▶ **WHAT THE EXERCISE ASKS**
Output all of the entries below precisely as written.

^^^^^^^^^^^^^^^^

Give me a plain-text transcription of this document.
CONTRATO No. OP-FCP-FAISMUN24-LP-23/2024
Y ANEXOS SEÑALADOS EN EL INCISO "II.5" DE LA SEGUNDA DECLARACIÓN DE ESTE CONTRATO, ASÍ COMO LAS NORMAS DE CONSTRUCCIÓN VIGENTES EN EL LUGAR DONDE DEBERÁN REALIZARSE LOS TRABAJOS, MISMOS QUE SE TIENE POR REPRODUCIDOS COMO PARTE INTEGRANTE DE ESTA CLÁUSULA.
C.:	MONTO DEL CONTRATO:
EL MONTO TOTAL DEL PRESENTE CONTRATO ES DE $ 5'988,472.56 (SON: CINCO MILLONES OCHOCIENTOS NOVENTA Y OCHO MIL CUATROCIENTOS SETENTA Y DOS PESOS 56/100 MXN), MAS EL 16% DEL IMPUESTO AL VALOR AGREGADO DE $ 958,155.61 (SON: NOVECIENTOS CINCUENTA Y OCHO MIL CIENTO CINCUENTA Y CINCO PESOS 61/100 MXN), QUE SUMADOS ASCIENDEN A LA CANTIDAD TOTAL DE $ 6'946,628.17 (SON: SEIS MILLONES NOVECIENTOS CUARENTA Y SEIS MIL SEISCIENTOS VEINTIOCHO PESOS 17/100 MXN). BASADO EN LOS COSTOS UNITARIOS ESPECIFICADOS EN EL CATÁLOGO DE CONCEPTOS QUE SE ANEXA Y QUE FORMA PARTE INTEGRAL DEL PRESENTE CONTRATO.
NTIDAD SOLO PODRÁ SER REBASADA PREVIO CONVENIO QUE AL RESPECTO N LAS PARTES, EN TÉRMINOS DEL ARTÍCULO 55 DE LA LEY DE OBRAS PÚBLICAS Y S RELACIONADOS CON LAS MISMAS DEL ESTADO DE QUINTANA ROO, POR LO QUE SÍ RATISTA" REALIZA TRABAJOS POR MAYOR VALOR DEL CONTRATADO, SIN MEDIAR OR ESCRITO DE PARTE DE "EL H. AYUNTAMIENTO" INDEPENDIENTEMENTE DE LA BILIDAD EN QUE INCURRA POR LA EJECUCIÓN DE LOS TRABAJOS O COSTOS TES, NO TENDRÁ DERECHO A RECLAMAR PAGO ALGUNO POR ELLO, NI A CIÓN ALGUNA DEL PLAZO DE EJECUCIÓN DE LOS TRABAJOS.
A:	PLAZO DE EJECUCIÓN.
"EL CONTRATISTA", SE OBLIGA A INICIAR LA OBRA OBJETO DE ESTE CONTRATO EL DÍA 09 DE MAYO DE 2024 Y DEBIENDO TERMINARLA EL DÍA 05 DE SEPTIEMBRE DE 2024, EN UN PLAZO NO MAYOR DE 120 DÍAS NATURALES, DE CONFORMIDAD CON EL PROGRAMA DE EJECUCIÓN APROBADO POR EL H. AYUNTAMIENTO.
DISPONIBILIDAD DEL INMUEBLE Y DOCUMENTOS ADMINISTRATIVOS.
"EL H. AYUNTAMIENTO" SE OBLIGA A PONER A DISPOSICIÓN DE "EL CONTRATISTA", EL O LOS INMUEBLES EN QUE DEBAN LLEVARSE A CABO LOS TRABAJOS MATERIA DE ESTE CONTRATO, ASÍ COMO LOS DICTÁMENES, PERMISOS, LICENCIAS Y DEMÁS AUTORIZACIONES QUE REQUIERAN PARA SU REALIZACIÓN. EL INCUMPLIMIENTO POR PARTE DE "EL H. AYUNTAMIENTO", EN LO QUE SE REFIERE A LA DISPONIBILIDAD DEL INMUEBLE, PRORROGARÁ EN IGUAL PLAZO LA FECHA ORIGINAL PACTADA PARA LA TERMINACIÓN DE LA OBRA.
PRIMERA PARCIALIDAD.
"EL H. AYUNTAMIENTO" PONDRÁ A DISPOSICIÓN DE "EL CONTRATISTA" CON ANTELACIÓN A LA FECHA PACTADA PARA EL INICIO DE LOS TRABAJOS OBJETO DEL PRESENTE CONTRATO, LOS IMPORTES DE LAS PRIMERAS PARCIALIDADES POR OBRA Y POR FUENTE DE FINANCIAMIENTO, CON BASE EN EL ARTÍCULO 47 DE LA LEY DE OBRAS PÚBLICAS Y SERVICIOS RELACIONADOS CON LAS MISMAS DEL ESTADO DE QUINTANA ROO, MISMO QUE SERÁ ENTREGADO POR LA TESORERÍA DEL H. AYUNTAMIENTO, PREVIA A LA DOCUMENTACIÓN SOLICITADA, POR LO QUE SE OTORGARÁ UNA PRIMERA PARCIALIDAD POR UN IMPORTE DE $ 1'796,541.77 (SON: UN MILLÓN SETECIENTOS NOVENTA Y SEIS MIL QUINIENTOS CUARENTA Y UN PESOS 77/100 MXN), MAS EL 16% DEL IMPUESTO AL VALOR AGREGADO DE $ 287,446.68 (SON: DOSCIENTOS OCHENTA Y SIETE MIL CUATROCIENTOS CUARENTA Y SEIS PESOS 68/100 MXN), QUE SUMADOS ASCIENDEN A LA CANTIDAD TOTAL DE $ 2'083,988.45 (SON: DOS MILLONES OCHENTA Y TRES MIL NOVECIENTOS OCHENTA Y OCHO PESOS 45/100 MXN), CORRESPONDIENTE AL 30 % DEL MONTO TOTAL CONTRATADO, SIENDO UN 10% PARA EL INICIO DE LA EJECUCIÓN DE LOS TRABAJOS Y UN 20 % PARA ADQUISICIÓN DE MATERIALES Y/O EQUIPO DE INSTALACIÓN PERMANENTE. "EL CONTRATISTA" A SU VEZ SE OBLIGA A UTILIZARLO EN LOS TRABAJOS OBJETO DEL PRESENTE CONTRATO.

^^^^^^^^^^^^^^^^

▶ **WORKED ANSWER**
Give me a plain-text transcription of this document.
CONTRATO No. OP-FCP-FAISMUN24-LP-23/2024
Y ANEXOS SEÑALADOS EN EL INCISO "II.5" DE LA SEGUNDA DECLARACIÓN DE ESTE CONTRATO, ASÍ COMO LAS NORMAS DE CONSTRUCCIÓN VIGENTES EN EL LUGAR DONDE DEBERÁN REALIZARSE LOS TRABAJOS, MISMOS QUE SE TIENE POR REPRODUCIDOS COMO PARTE INTEGRANTE DE ESTA CLÁUSULA.
C.:	MONTO DEL CONTRATO:
EL MONTO TOTAL DEL PRESENTE CONTRATO ES DE $ 5'988,472.56 (SON: CINCO MILLONES OCHOCIENTOS NOVENTA Y OCHO MIL CUATROCIENTOS SETENTA Y DOS PESOS 56/100 MXN), MAS EL 16% DEL IMPUESTO AL VALOR AGREGADO DE $ 958,155.61 (SON: NOVECIENTOS CINCUENTA Y OCHO MIL CIENTO CINCUENTA Y CINCO PESOS 61/100 MXN), QUE SUMADOS ASCIENDEN A LA CANTIDAD TOTAL DE $ 6'946,628.17 (SON: SEIS MILLONES NOVECIENTOS CUARENTA Y SEIS MIL SEISCIENTOS VEINTIOCHO PESOS 17/100 MXN). BASADO EN LOS COSTOS UNITARIOS ESPECIFICADOS EN EL CATÁLOGO DE CONCEPTOS QUE SE ANEXA Y QUE FORMA PARTE INTEGRAL DEL PRESENTE CONTRATO.
NTIDAD SOLO PODRÁ SER REBASADA PREVIO CONVENIO QUE AL RESPECTO N LAS PARTES, EN TÉRMINOS DEL ARTÍCULO 55 DE LA LEY DE OBRAS PÚBLICAS Y S RELACIONADOS CON LAS MISMAS DEL ESTADO DE QUINTANA ROO, POR LO QUE SÍ RATISTA" REALIZA TRABAJOS POR MAYOR VALOR DEL CONTRATADO, SIN MEDIAR OR ESCRITO DE PARTE DE "EL H. AYUNTAMIENTO" INDEPENDIENTEMENTE DE LA BILIDAD EN QUE INCURRA POR LA EJECUCIÓN DE LOS TRABAJOS O COSTOS TES, NO TENDRÁ DERECHO A RECLAMAR PAGO ALGUNO POR ELLO, NI A CIÓN ALGUNA DEL PLAZO DE EJECUCIÓN DE LOS TRABAJOS.
A:	PLAZO DE EJECUCIÓN.
"EL CONTRATISTA", SE OBLIGA A INICIAR LA OBRA OBJETO DE ESTE CONTRATO EL DÍA 09 DE MAYO DE 2024 Y DEBIENDO TERMINARLA EL DÍA 05 DE SEPTIEMBRE DE 2024, EN UN PLAZO NO MAYOR DE 120 DÍAS NATURALES, DE CONFORMIDAD CON EL PROGRAMA DE EJECUCIÓN APROBADO POR EL H. AYUNTAMIENTO.
DISPONIBILIDAD DEL INMUEBLE Y DOCUMENTOS ADMINISTRATIVOS.
"EL H. AYUNTAMIENTO" SE OBLIGA A PONER A DISPOSICIÓN DE "EL CONTRATISTA", EL O LOS INMUEBLES EN QUE DEBAN LLEVARSE A CABO LOS TRABAJOS MATERIA DE ESTE CONTRATO, ASÍ COMO LOS DICTÁMENES, PERMISOS, LICENCIAS Y DEMÁS AUTORIZACIONES QUE REQUIERAN PARA SU REALIZACIÓN. EL INCUMPLIMIENTO POR PARTE DE "EL H. AYUNTAMIENTO", EN LO QUE SE REFIERE A LA DISPONIBILIDAD DEL INMUEBLE, PRORROGARÁ EN IGUAL PLAZO LA FECHA ORIGINAL PACTADA PARA LA TERMINACIÓN DE LA OBRA.
PRIMERA PARCIALIDAD.
"EL H. AYUNTAMIENTO" PONDRÁ A DISPOSICIÓN DE "EL CONTRATISTA" CON ANTELACIÓN A LA FECHA PACTADA PARA EL INICIO DE LOS TRABAJOS OBJETO DEL PRESENTE CONTRATO, LOS IMPORTES DE LAS PRIMERAS PARCIALIDADES POR OBRA Y POR FUENTE DE FINANCIAMIENTO, CON BASE EN EL ARTÍCULO 47 DE LA LEY DE OBRAS PÚBLICAS Y SERVICIOS RELACIONADOS CON LAS MISMAS DEL ESTADO DE QUINTANA ROO, MISMO QUE SERÁ ENTREGADO POR LA TESORERÍA DEL H. AYUNTAMIENTO, PREVIA A LA DOCUMENTACIÓN SOLICITADA, POR LO QUE SE OTORGARÁ UNA PRIMERA PARCIALIDAD POR UN IMPORTE DE $ 1'796,541.77 (SON: UN MILLÓN SETECIENTOS NOVENTA Y SEIS MIL QUINIENTOS CUARENTA Y UN PESOS 77/100 MXN), MAS EL 16% DEL IMPUESTO AL VALOR AGREGADO DE $ 287,446.68 (SON: DOSCIENTOS OCHENTA Y SIETE MIL CUATROCIENTOS CUARENTA Y SEIS PESOS 68/100 MXN), QUE SUMADOS ASCIENDEN A LA CANTIDAD TOTAL DE $ 2'083,988.45 (SON: DOS MILLONES OCHENTA Y TRES MIL NOVECIENTOS OCHENTA Y OCHO PESOS 45/100 MXN), CORRESPONDIENTE AL 30 % DEL MONTO TOTAL CONTRATADO, SIENDO UN 10% PARA EL INICIO DE LA EJECUCIÓN DE LOS TRABAJOS Y UN 20 % PARA ADQUISICIÓN DE MATERIALES Y/O EQUIPO DE INSTALACIÓN PERMANENTE. "EL CONTRATISTA" A SU VEZ SE OBLIGA A UTILIZARLO EN LOS TRABAJOS OBJETO DEL PRESENTE CONTRATO.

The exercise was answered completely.